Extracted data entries
━━━━━━

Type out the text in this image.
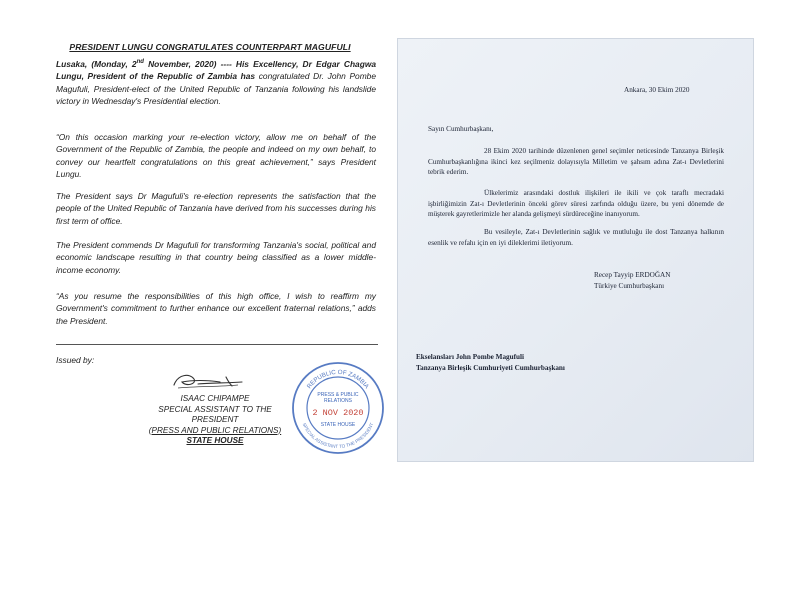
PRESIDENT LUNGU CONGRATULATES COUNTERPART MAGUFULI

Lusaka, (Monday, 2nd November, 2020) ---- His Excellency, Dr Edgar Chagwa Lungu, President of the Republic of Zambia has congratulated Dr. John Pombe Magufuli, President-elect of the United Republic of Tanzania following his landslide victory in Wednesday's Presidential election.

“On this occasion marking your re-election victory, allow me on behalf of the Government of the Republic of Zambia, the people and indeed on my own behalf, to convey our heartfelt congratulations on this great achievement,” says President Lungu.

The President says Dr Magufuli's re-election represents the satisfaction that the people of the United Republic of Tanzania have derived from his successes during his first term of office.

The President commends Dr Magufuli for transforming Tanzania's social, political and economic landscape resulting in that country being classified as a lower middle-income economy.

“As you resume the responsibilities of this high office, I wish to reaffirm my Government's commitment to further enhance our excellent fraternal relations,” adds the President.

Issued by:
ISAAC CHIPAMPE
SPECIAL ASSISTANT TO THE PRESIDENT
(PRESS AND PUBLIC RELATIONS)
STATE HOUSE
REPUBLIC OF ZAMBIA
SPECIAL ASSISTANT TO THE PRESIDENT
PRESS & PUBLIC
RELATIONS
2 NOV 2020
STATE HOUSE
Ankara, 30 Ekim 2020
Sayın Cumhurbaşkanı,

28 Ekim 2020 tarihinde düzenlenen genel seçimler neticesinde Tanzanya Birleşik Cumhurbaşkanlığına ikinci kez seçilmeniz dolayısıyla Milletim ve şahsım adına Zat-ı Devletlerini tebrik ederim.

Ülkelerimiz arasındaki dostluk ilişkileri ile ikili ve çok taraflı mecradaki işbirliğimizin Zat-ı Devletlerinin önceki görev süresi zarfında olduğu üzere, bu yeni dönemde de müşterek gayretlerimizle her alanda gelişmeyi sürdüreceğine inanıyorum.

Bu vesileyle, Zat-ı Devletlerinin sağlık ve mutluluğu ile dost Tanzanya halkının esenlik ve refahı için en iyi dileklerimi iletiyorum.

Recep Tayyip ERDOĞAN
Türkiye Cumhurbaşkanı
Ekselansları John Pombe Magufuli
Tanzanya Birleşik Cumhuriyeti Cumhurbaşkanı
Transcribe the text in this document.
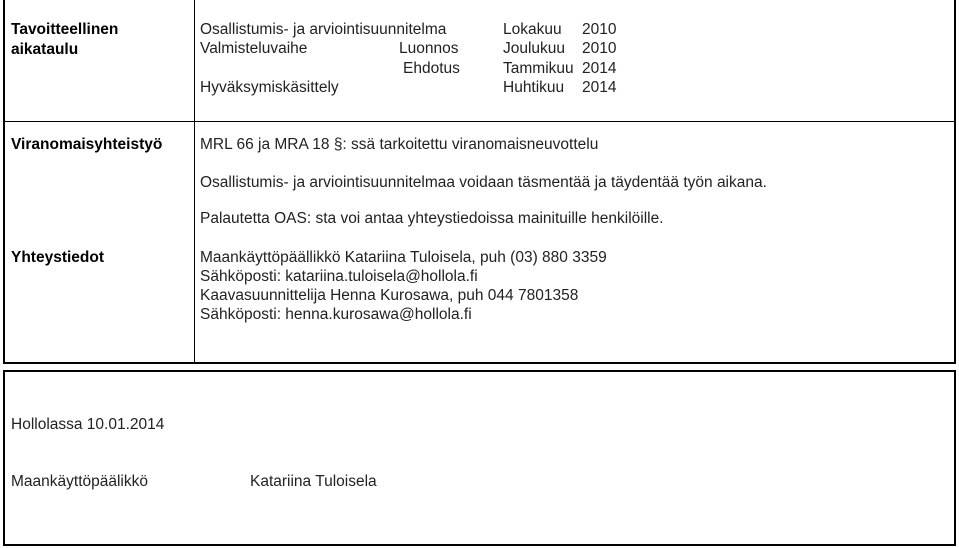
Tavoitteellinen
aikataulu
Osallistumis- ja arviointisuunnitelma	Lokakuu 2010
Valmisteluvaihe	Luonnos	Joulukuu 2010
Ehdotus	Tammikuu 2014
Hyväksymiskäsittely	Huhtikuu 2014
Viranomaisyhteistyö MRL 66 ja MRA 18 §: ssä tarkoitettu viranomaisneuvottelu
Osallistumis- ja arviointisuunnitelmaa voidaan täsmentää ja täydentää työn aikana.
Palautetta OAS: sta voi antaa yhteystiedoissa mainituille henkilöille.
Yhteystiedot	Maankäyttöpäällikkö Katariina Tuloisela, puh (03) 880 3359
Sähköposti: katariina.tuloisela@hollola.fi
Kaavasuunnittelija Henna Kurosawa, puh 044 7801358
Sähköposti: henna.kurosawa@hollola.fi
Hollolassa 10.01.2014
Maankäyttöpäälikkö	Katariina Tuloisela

━━━━━━

**Task instructions:**
Print out the whole of the material word for word, without pictures.

**Output for this task:**
Type out the text in this image.
PRESIDENT LUNGU CONGRATULATES COUNTERPART MAGUFULI

Lusaka, (Monday, 2nd November, 2020) ---- His Excellency, Dr Edgar Chagwa Lungu, President of the Republic of Zambia has congratulated Dr. John Pombe Magufuli, President-elect of the United Republic of Tanzania following his landslide victory in Wednesday's Presidential election.

“On this occasion marking your re-election victory, allow me on behalf of the Government of the Republic of Zambia, the people and indeed on my own behalf, to convey our heartfelt congratulations on this great achievement,” says President Lungu.

The President says Dr Magufuli's re-election represents the satisfaction that the people of the United Republic of Tanzania have derived from his successes during his first term of office.

The President commends Dr Magufuli for transforming Tanzania's social, political and economic landscape resulting in that country being classified as a lower middle-income economy.

“As you resume the responsibilities of this high office, I wish to reaffirm my Government's commitment to further enhance our excellent fraternal relations,” adds the President.

Issued by:
ISAAC CHIPAMPE
SPECIAL ASSISTANT TO THE PRESIDENT
(PRESS AND PUBLIC RELATIONS)
STATE HOUSE
REPUBLIC OF ZAMBIA
SPECIAL ASSISTANT TO THE PRESIDENT
PRESS & PUBLIC
RELATIONS
2 NOV 2020
STATE HOUSE
Ankara, 30 Ekim 2020
Sayın Cumhurbaşkanı,

28 Ekim 2020 tarihinde düzenlenen genel seçimler neticesinde Tanzanya Birleşik Cumhurbaşkanlığına ikinci kez seçilmeniz dolayısıyla Milletim ve şahsım adına Zat-ı Devletlerini tebrik ederim.

Ülkelerimiz arasındaki dostluk ilişkileri ile ikili ve çok taraflı mecradaki işbirliğimizin Zat-ı Devletlerinin önceki görev süresi zarfında olduğu üzere, bu yeni dönemde de müşterek gayretlerimizle her alanda gelişmeyi sürdüreceğine inanıyorum.

Bu vesileyle, Zat-ı Devletlerinin sağlık ve mutluluğu ile dost Tanzanya halkının esenlik ve refahı için en iyi dileklerimi iletiyorum.

Recep Tayyip ERDOĞAN
Türkiye Cumhurbaşkanı
Ekselansları John Pombe Magufuli
Tanzanya Birleşik Cumhuriyeti Cumhurbaşkanı
Transcribe the text in this document.
Tavoitteellinen
aikataulu
Osallistumis- ja arviointisuunnitelma	Lokakuu 2010
Valmisteluvaihe	Luonnos	Joulukuu 2010
Ehdotus	Tammikuu 2014
Hyväksymiskäsittely	Huhtikuu 2014
Viranomaisyhteistyö MRL 66 ja MRA 18 §: ssä tarkoitettu viranomaisneuvottelu
Osallistumis- ja arviointisuunnitelmaa voidaan täsmentää ja täydentää työn aikana.
Palautetta OAS: sta voi antaa yhteystiedoissa mainituille henkilöille.
Yhteystiedot	Maankäyttöpäällikkö Katariina Tuloisela, puh (03) 880 3359
Sähköposti: katariina.tuloisela@hollola.fi
Kaavasuunnittelija Henna Kurosawa, puh 044 7801358
Sähköposti: henna.kurosawa@hollola.fi
Hollolassa 10.01.2014
Maankäyttöpäälikkö	Katariina Tuloisela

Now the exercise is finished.